[Collected data entries]
===

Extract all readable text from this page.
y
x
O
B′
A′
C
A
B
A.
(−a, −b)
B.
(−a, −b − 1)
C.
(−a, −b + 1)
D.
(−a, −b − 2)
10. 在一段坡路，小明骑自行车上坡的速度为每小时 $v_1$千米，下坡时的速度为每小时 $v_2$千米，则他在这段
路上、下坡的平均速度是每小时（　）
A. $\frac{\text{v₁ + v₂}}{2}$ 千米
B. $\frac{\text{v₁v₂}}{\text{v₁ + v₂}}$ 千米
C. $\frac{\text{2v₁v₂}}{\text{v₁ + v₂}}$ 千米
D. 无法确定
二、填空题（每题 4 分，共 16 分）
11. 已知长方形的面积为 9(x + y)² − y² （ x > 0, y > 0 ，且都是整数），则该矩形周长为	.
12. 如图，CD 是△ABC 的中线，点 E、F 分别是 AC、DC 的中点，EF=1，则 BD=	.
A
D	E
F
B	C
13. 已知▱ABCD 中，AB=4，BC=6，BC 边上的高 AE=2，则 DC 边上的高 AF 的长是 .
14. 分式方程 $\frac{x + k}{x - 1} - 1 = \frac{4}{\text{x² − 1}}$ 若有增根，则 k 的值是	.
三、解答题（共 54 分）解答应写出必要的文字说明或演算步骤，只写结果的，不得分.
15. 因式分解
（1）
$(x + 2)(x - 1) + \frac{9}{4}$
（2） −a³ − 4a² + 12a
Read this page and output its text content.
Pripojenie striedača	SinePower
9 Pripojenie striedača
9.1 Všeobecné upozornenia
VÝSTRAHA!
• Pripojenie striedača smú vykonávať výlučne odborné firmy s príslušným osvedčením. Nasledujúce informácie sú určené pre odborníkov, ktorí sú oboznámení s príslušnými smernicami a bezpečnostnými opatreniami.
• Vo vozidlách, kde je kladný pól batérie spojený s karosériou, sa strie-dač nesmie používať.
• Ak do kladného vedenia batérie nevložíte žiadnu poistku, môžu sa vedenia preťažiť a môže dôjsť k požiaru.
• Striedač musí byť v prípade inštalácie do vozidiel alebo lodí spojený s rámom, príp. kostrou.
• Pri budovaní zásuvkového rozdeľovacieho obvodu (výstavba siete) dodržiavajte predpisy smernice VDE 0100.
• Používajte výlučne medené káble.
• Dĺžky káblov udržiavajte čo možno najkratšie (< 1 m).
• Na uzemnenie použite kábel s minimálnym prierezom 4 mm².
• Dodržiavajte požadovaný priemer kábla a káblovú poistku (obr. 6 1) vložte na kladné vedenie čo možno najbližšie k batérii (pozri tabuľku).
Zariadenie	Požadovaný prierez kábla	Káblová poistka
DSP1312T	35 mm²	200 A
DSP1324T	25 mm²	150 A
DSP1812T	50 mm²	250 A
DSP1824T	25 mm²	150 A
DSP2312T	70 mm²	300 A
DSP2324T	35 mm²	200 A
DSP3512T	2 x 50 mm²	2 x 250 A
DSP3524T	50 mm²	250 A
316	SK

===

What is required » Go through the listing above and locate each line that holds the word "frac". Copy those lines.

Complete answer »
A. $\frac{\text{v₁ + v₂}}{2}$ 千米
B. $\frac{\text{v₁v₂}}{\text{v₁ + v₂}}$ 千米
C. $\frac{\text{2v₁v₂}}{\text{v₁ + v₂}}$ 千米
14. 分式方程 $\frac{x + k}{x - 1} - 1 = \frac{4}{\text{x² − 1}}$ 若有增根，则 k 的值是	.
$(x + 2)(x - 1) + \frac{9}{4}$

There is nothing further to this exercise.